## [What you have to do]
Your task is to reproduce the material exactly.

## [Material provided]
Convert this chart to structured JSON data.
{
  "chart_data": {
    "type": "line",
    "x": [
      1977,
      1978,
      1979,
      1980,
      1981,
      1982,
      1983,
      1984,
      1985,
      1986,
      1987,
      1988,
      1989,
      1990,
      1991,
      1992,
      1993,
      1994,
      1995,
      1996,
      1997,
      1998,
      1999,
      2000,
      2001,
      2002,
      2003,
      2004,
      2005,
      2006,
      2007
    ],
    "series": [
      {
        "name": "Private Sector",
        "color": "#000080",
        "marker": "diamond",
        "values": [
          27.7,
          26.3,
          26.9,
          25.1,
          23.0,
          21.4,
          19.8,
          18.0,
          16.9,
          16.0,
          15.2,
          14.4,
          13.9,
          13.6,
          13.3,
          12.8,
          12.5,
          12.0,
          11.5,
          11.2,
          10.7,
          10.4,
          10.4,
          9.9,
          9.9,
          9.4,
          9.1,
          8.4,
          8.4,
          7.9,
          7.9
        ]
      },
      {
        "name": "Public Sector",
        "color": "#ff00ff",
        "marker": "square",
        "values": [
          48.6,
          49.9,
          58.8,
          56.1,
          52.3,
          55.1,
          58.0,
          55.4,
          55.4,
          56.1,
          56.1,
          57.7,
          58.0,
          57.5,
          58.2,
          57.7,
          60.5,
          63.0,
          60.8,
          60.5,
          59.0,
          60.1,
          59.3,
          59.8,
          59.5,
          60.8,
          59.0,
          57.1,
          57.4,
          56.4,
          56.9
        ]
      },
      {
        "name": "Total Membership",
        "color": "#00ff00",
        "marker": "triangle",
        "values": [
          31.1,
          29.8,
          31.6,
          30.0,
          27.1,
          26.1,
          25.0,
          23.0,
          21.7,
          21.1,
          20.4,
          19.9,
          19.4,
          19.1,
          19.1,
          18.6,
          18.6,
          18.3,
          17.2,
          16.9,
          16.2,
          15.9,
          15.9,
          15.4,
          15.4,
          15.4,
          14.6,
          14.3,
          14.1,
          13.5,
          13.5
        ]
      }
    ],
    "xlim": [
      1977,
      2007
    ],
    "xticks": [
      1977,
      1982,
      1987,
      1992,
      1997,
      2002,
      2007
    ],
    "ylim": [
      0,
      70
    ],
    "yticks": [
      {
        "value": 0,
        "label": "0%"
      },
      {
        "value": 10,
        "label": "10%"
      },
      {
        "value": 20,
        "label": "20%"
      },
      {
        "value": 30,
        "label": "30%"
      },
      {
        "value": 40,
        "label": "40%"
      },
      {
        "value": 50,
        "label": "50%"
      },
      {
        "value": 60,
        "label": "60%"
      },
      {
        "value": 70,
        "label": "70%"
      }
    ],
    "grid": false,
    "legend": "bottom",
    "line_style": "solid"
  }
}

## [Solved exercise]
Convert this chart to structured JSON data.
{
  "chart_data": {
    "type": "line",
    "x": [
      1977,
      1978,
      1979,
      1980,
      1981,
      1982,
      1983,
      1984,
      1985,
      1986,
      1987,
      1988,
      1989,
      1990,
      1991,
      1992,
      1993,
      1994,
      1995,
      1996,
      1997,
      1998,
      1999,
      2000,
      2001,
      2002,
      2003,
      2004,
      2005,
      2006,
      2007
    ],
    "series": [
      {
        "name": "Private Sector",
        "color": "#000080",
        "marker": "diamond",
        "values": [
          27.7,
          26.3,
          26.9,
          25.1,
          23.0,
          21.4,
          19.8,
          18.0,
          16.9,
          16.0,
          15.2,
          14.4,
          13.9,
          13.6,
          13.3,
          12.8,
          12.5,
          12.0,
          11.5,
          11.2,
          10.7,
          10.4,
          10.4,
          9.9,
          9.9,
          9.4,
          9.1,
          8.4,
          8.4,
          7.9,
          7.9
        ]
      },
      {
        "name": "Public Sector",
        "color": "#ff00ff",
        "marker": "square",
        "values": [
          48.6,
          49.9,
          58.8,
          56.1,
          52.3,
          55.1,
          58.0,
          55.4,
          55.4,
          56.1,
          56.1,
          57.7,
          58.0,
          57.5,
          58.2,
          57.7,
          60.5,
          63.0,
          60.8,
          60.5,
          59.0,
          60.1,
          59.3,
          59.8,
          59.5,
          60.8,
          59.0,
          57.1,
          57.4,
          56.4,
          56.9
        ]
      },
      {
        "name": "Total Membership",
        "color": "#00ff00",
        "marker": "triangle",
        "values": [
          31.1,
          29.8,
          31.6,
          30.0,
          27.1,
          26.1,
          25.0,
          23.0,
          21.7,
          21.1,
          20.4,
          19.9,
          19.4,
          19.1,
          19.1,
          18.6,
          18.6,
          18.3,
          17.2,
          16.9,
          16.2,
          15.9,
          15.9,
          15.4,
          15.4,
          15.4,
          14.6,
          14.3,
          14.1,
          13.5,
          13.5
        ]
      }
    ],
    "xlim": [
      1977,
      2007
    ],
    "xticks": [
      1977,
      1982,
      1987,
      1992,
      1997,
      2002,
      2007
    ],
    "ylim": [
      0,
      70
    ],
    "yticks": [
      {
        "value": 0,
        "label": "0%"
      },
      {
        "value": 10,
        "label": "10%"
      },
      {
        "value": 20,
        "label": "20%"
      },
      {
        "value": 30,
        "label": "30%"
      },
      {
        "value": 40,
        "label": "40%"
      },
      {
        "value": 50,
        "label": "50%"
      },
      {
        "value": 60,
        "label": "60%"
      },
      {
        "value": 70,
        "label": "70%"
      }
    ],
    "grid": false,
    "legend": "bottom",
    "line_style": "solid"
  }
}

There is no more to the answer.